__Task directions__: Identify all lines of the data containing the string "באריאל" and copy them.

Lines of data

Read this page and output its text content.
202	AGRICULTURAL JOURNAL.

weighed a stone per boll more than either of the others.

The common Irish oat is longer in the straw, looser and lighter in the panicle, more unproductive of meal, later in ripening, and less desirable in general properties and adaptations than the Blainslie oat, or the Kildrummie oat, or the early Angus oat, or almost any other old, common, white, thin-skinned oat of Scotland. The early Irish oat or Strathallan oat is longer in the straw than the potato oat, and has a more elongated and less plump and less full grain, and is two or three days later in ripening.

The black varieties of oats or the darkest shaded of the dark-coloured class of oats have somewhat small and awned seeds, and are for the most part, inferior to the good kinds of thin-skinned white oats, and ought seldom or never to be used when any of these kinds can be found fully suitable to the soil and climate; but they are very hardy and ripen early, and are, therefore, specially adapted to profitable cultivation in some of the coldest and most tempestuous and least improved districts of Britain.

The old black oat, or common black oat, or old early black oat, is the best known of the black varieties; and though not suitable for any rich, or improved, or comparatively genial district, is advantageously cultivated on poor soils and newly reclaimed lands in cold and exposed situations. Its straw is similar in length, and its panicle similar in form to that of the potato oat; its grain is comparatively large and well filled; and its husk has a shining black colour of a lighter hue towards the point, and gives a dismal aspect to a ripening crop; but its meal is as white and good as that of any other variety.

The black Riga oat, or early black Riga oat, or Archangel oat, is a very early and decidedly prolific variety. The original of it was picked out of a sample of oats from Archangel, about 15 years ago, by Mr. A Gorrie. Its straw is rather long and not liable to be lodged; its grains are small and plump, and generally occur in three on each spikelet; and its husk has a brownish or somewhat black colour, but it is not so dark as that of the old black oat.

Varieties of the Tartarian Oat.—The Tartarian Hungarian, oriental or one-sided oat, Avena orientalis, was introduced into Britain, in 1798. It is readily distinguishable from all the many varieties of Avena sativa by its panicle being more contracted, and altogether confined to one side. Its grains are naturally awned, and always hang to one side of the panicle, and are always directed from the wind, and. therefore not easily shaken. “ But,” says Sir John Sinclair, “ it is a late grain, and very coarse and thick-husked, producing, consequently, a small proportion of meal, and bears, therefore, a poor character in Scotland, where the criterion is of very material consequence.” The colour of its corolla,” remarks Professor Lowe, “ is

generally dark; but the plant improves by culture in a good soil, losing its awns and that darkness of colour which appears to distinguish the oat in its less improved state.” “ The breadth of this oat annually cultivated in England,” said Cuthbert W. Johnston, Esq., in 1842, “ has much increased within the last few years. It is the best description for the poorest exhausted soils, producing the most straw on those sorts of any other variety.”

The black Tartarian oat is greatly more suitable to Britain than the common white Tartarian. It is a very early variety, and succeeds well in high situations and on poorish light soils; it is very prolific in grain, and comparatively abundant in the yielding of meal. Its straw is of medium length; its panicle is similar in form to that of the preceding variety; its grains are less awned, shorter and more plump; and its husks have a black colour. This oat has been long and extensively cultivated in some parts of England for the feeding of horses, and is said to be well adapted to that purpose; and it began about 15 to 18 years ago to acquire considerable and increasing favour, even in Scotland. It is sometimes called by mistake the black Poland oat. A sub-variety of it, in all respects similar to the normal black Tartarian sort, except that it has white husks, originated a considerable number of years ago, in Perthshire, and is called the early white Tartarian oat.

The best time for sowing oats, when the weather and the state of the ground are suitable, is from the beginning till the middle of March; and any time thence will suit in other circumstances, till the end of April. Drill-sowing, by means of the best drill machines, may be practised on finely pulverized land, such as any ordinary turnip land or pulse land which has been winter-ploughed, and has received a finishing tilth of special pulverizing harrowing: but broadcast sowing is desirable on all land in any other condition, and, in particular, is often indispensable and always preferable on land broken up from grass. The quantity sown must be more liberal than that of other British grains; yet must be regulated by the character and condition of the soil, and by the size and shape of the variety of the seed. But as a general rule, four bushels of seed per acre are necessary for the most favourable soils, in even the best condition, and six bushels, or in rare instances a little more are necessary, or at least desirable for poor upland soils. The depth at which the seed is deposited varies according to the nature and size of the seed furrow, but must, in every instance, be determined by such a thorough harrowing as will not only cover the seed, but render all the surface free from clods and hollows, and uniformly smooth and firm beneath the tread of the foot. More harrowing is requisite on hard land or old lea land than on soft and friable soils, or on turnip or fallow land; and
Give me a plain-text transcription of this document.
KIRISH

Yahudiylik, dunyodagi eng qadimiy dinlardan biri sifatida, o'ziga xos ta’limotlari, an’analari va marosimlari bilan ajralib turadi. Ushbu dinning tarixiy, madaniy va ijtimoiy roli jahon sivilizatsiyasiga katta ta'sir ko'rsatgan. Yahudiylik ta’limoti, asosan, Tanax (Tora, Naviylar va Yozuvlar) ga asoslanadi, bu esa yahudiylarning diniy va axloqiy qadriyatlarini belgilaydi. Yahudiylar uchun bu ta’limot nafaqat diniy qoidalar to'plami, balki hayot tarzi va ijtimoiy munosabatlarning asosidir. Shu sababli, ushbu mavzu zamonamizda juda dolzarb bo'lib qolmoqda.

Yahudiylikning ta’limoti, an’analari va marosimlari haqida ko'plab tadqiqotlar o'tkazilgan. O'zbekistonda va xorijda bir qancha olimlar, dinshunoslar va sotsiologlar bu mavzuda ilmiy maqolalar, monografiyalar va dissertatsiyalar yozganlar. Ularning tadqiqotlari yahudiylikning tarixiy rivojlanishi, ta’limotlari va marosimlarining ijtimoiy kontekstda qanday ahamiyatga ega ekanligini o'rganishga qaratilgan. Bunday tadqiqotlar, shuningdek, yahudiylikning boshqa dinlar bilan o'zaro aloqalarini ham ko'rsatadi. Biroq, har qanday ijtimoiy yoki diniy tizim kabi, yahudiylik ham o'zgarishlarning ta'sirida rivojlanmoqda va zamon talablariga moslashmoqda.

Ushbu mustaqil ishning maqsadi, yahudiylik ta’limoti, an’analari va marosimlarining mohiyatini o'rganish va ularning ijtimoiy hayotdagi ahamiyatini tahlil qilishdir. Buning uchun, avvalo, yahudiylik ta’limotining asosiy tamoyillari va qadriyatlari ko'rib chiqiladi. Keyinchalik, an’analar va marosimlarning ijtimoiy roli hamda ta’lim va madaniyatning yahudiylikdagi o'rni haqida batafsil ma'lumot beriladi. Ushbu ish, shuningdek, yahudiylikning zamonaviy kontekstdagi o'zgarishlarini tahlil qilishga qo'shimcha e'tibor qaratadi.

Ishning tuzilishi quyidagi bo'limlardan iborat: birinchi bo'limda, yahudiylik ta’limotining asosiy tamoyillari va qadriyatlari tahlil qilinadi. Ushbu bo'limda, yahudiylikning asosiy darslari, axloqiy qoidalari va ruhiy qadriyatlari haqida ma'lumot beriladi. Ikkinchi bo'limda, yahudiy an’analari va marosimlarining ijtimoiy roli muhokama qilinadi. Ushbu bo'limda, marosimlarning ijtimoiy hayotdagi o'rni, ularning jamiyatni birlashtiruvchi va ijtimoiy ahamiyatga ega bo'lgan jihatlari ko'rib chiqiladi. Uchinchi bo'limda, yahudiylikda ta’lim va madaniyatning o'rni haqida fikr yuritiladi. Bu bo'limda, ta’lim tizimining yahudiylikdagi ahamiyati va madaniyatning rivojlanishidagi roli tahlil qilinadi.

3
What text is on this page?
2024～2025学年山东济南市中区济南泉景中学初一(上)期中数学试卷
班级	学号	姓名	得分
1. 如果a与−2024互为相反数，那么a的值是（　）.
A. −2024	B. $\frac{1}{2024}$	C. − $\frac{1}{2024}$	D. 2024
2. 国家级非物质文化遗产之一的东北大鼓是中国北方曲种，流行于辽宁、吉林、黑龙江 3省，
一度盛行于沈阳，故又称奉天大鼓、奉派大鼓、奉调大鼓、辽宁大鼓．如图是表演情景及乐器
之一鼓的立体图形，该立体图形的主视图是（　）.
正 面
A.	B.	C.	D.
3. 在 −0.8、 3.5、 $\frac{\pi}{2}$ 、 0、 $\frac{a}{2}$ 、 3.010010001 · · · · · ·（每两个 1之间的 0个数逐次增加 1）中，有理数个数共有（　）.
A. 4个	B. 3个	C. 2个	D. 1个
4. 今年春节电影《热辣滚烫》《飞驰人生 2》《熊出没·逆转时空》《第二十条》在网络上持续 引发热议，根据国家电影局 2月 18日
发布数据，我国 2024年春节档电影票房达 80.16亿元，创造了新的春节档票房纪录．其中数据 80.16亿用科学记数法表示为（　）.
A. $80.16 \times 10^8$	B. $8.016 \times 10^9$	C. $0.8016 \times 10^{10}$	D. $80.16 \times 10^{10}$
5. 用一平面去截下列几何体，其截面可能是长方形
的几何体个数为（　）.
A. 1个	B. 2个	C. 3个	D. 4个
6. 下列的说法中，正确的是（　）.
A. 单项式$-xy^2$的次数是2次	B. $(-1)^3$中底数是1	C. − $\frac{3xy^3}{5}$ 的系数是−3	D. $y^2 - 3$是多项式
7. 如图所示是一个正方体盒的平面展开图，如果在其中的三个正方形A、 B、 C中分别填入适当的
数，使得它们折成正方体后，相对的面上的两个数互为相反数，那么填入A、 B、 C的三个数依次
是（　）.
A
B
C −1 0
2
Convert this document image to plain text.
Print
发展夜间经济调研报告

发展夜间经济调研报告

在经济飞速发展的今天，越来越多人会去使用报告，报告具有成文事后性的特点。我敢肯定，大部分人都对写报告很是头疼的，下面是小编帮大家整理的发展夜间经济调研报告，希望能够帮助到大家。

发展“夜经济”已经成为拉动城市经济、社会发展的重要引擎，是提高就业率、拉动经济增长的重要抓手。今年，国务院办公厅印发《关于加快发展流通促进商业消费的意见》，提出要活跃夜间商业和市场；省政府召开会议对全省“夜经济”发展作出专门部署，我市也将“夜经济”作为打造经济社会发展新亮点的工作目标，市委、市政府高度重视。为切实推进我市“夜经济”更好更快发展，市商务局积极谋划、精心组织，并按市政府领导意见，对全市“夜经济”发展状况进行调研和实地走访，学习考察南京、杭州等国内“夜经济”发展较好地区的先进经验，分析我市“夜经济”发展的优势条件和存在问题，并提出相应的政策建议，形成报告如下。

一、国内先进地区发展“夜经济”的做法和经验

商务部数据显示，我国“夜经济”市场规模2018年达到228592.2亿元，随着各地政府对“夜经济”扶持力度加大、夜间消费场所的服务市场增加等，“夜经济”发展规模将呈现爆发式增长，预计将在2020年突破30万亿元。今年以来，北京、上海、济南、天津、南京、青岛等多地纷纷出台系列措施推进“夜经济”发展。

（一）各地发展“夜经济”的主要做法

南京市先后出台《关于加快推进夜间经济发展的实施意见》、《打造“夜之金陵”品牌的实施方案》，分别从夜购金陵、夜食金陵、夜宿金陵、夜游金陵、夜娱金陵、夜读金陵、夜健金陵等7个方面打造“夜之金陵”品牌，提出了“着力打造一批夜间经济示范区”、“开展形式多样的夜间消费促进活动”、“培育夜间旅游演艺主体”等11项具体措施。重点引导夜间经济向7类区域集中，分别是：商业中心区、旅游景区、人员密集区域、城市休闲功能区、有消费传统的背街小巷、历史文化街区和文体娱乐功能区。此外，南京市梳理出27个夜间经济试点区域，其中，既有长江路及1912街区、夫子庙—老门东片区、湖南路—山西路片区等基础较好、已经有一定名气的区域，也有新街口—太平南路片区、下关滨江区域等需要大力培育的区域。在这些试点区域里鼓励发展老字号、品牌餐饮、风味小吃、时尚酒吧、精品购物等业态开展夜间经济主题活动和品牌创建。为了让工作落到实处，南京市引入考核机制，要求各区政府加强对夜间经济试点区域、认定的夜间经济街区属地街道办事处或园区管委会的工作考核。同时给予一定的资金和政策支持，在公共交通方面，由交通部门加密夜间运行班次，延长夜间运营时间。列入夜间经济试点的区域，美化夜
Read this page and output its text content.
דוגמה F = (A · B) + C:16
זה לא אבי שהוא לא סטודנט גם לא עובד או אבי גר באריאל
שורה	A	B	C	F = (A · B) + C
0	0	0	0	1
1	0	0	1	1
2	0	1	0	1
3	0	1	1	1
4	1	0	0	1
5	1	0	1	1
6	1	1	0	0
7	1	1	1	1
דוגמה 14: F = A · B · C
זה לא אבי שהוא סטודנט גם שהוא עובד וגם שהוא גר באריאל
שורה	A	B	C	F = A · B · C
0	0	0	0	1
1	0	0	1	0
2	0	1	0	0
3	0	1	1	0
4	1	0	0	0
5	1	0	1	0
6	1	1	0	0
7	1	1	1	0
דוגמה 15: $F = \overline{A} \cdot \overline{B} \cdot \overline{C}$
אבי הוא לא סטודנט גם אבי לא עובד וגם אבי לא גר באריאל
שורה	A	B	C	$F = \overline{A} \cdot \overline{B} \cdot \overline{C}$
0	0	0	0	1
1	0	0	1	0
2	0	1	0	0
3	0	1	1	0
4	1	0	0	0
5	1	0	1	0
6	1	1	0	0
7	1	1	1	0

__Complete output__:
זה לא אבי שהוא לא סטודנט גם לא עובד או אבי גר באריאל
זה לא אבי שהוא סטודנט גם שהוא עובד וגם שהוא גר באריאל
אבי הוא לא סטודנט גם אבי לא עובד וגם אבי לא גר באריאל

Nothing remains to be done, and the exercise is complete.